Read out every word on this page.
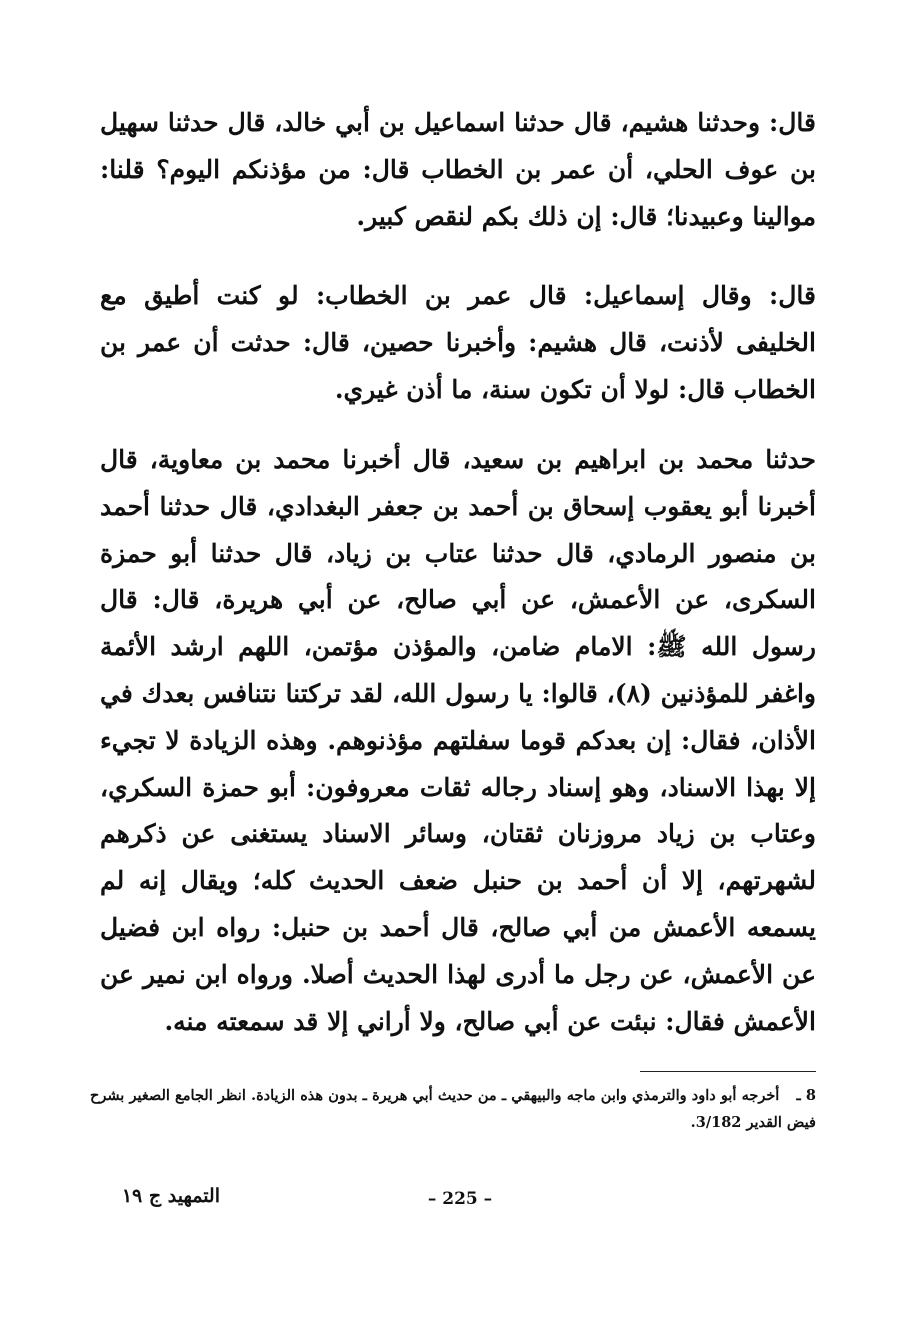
قال: وحدثنا هشيم، قال حدثنا اسماعيل بن أبي خالد، قال حدثنا سهيل بن عوف الحلي، أن عمر بن الخطاب قال: من مؤذنكم اليوم؟ قلنا: موالينا وعبيدنا؛ قال: إن ذلك بكم لنقص كبير.

قال: وقال إسماعيل: قال عمر بن الخطاب: لو كنت أطيق مع الخليفى لأذنت، قال هشيم: وأخبرنا حصين، قال: حدثت أن عمر بن الخطاب قال: لولا أن تكون سنة، ما أذن غيري.

حدثنا محمد بن ابراهيم بن سعيد، قال أخبرنا محمد بن معاوية، قال أخبرنا أبو يعقوب إسحاق بن أحمد بن جعفر البغدادي، قال حدثنا أحمد بن منصور الرمادي، قال حدثنا عتاب بن زياد، قال حدثنا أبو حمزة السكرى، عن الأعمش، عن أبي صالح، عن أبي هريرة، قال: قال رسول الله ﷺ: الامام ضامن، والمؤذن مؤتمن، اللهم ارشد الأئمة واغفر للمؤذنين (٨)، قالوا: يا رسول الله، لقد تركتنا نتنافس بعدك في الأذان، فقال: إن بعدكم قوما سفلتهم مؤذنوهم. وهذه الزيادة لا تجيء إلا بهذا الاسناد، وهو إسناد رجاله ثقات معروفون: أبو حمزة السكري، وعتاب بن زياد مروزنان ثقتان، وسائر الاسناد يستغنى عن ذكرهم لشهرتهم، إلا أن أحمد بن حنبل ضعف الحديث كله؛ ويقال إنه لم يسمعه الأعمش من أبي صالح، قال أحمد بن حنبل: رواه ابن فضيل عن الأعمش، عن رجل ما أدرى لهذا الحديث أصلا. ورواه ابن نمير عن الأعمش فقال: نبئت عن أبي صالح، ولا أراني إلا قد سمعته منه.

8 ـ أخرجه أبو داود والترمذي وابن ماجه والبيهقي ـ من حديث أبي هريرة ـ بدون هذه الزيادة. انظر الجامع الصغير بشرح فيض القدير 3/182.
– 225 –
التمهيد ج ١٩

**********

Copy out all of the material exactly as written, without its pictures.

> _CORRECT OUTPUT_:
Read out every word on this page.
قال: وحدثنا هشيم، قال حدثنا اسماعيل بن أبي خالد، قال حدثنا سهيل بن عوف الحلي، أن عمر بن الخطاب قال: من مؤذنكم اليوم؟ قلنا: موالينا وعبيدنا؛ قال: إن ذلك بكم لنقص كبير.

قال: وقال إسماعيل: قال عمر بن الخطاب: لو كنت أطيق مع الخليفى لأذنت، قال هشيم: وأخبرنا حصين، قال: حدثت أن عمر بن الخطاب قال: لولا أن تكون سنة، ما أذن غيري.

حدثنا محمد بن ابراهيم بن سعيد، قال أخبرنا محمد بن معاوية، قال أخبرنا أبو يعقوب إسحاق بن أحمد بن جعفر البغدادي، قال حدثنا أحمد بن منصور الرمادي، قال حدثنا عتاب بن زياد، قال حدثنا أبو حمزة السكرى، عن الأعمش، عن أبي صالح، عن أبي هريرة، قال: قال رسول الله ﷺ: الامام ضامن، والمؤذن مؤتمن، اللهم ارشد الأئمة واغفر للمؤذنين (٨)، قالوا: يا رسول الله، لقد تركتنا نتنافس بعدك في الأذان، فقال: إن بعدكم قوما سفلتهم مؤذنوهم. وهذه الزيادة لا تجيء إلا بهذا الاسناد، وهو إسناد رجاله ثقات معروفون: أبو حمزة السكري، وعتاب بن زياد مروزنان ثقتان، وسائر الاسناد يستغنى عن ذكرهم لشهرتهم، إلا أن أحمد بن حنبل ضعف الحديث كله؛ ويقال إنه لم يسمعه الأعمش من أبي صالح، قال أحمد بن حنبل: رواه ابن فضيل عن الأعمش، عن رجل ما أدرى لهذا الحديث أصلا. ورواه ابن نمير عن الأعمش فقال: نبئت عن أبي صالح، ولا أراني إلا قد سمعته منه.

8 ـ أخرجه أبو داود والترمذي وابن ماجه والبيهقي ـ من حديث أبي هريرة ـ بدون هذه الزيادة. انظر الجامع الصغير بشرح فيض القدير 3/182.
– 225 –
التمهيد ج ١٩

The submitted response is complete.